▼▼▼
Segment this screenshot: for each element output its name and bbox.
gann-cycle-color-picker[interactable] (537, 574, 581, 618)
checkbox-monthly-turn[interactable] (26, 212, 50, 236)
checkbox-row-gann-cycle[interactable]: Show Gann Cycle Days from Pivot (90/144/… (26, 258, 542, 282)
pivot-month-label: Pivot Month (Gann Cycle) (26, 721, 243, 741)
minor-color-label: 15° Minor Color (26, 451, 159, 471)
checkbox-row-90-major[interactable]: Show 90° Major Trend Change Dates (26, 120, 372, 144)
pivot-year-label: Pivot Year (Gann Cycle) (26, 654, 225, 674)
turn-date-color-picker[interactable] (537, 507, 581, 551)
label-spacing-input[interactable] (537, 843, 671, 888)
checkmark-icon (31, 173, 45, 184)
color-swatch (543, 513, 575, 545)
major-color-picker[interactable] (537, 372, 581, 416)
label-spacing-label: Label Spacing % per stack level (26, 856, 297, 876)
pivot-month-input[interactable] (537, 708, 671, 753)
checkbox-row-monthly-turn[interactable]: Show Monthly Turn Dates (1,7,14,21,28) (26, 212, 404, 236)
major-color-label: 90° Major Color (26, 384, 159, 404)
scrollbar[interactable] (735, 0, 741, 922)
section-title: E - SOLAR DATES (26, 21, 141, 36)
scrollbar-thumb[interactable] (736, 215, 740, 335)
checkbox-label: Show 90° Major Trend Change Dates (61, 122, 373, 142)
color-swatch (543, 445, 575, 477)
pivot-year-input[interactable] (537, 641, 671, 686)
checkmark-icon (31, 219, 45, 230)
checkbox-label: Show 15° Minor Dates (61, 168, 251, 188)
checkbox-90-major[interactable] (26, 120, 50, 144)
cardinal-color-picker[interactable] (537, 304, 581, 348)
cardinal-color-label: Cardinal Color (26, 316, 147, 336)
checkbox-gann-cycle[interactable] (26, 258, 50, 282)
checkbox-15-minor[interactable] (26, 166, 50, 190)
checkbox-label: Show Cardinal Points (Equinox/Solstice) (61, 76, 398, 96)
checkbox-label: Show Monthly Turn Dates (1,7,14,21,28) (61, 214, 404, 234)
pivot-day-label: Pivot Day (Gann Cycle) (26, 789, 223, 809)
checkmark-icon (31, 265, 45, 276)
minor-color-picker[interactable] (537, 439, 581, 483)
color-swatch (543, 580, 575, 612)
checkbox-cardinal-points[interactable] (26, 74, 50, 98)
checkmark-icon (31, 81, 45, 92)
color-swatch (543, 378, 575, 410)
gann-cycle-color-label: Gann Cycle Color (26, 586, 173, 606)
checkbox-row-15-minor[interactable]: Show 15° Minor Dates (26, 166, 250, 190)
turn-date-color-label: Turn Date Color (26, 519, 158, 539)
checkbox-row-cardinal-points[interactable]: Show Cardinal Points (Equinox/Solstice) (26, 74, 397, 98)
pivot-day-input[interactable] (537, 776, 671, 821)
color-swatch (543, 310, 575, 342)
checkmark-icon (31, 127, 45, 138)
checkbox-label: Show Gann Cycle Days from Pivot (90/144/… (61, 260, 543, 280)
▲▲▲
» **Work to be completed**
Reproduce the data above verbatim, line for line.

» **Task solution**
Segment this screenshot: for each element output its name and bbox.
gann-cycle-color-picker[interactable] (537, 574, 581, 618)
checkbox-monthly-turn[interactable] (26, 212, 50, 236)
checkbox-row-gann-cycle[interactable]: Show Gann Cycle Days from Pivot (90/144/… (26, 258, 542, 282)
pivot-month-label: Pivot Month (Gann Cycle) (26, 721, 243, 741)
minor-color-label: 15° Minor Color (26, 451, 159, 471)
checkbox-row-90-major[interactable]: Show 90° Major Trend Change Dates (26, 120, 372, 144)
pivot-year-label: Pivot Year (Gann Cycle) (26, 654, 225, 674)
turn-date-color-picker[interactable] (537, 507, 581, 551)
label-spacing-input[interactable] (537, 843, 671, 888)
checkmark-icon (31, 173, 45, 184)
color-swatch (543, 513, 575, 545)
major-color-picker[interactable] (537, 372, 581, 416)
label-spacing-label: Label Spacing % per stack level (26, 856, 297, 876)
pivot-month-input[interactable] (537, 708, 671, 753)
checkbox-row-monthly-turn[interactable]: Show Monthly Turn Dates (1,7,14,21,28) (26, 212, 404, 236)
major-color-label: 90° Major Color (26, 384, 159, 404)
scrollbar[interactable] (735, 0, 741, 922)
section-title: E - SOLAR DATES (26, 21, 141, 36)
scrollbar-thumb[interactable] (736, 215, 740, 335)
checkbox-label: Show 90° Major Trend Change Dates (61, 122, 373, 142)
color-swatch (543, 445, 575, 477)
pivot-year-input[interactable] (537, 641, 671, 686)
checkmark-icon (31, 219, 45, 230)
checkbox-label: Show 15° Minor Dates (61, 168, 251, 188)
checkbox-90-major[interactable] (26, 120, 50, 144)
cardinal-color-picker[interactable] (537, 304, 581, 348)
cardinal-color-label: Cardinal Color (26, 316, 147, 336)
checkbox-gann-cycle[interactable] (26, 258, 50, 282)
checkbox-15-minor[interactable] (26, 166, 50, 190)
checkbox-label: Show Cardinal Points (Equinox/Solstice) (61, 76, 398, 96)
checkbox-label: Show Monthly Turn Dates (1,7,14,21,28) (61, 214, 404, 234)
pivot-day-label: Pivot Day (Gann Cycle) (26, 789, 223, 809)
checkmark-icon (31, 265, 45, 276)
minor-color-picker[interactable] (537, 439, 581, 483)
color-swatch (543, 580, 575, 612)
checkbox-cardinal-points[interactable] (26, 74, 50, 98)
checkmark-icon (31, 81, 45, 92)
color-swatch (543, 378, 575, 410)
gann-cycle-color-label: Gann Cycle Color (26, 586, 173, 606)
checkbox-row-15-minor[interactable]: Show 15° Minor Dates (26, 166, 250, 190)
turn-date-color-label: Turn Date Color (26, 519, 158, 539)
checkbox-row-cardinal-points[interactable]: Show Cardinal Points (Equinox/Solstice) (26, 74, 397, 98)
pivot-day-input[interactable] (537, 776, 671, 821)
color-swatch (543, 310, 575, 342)
checkmark-icon (31, 127, 45, 138)
checkbox-label: Show Gann Cycle Days from Pivot (90/144/… (61, 260, 543, 280)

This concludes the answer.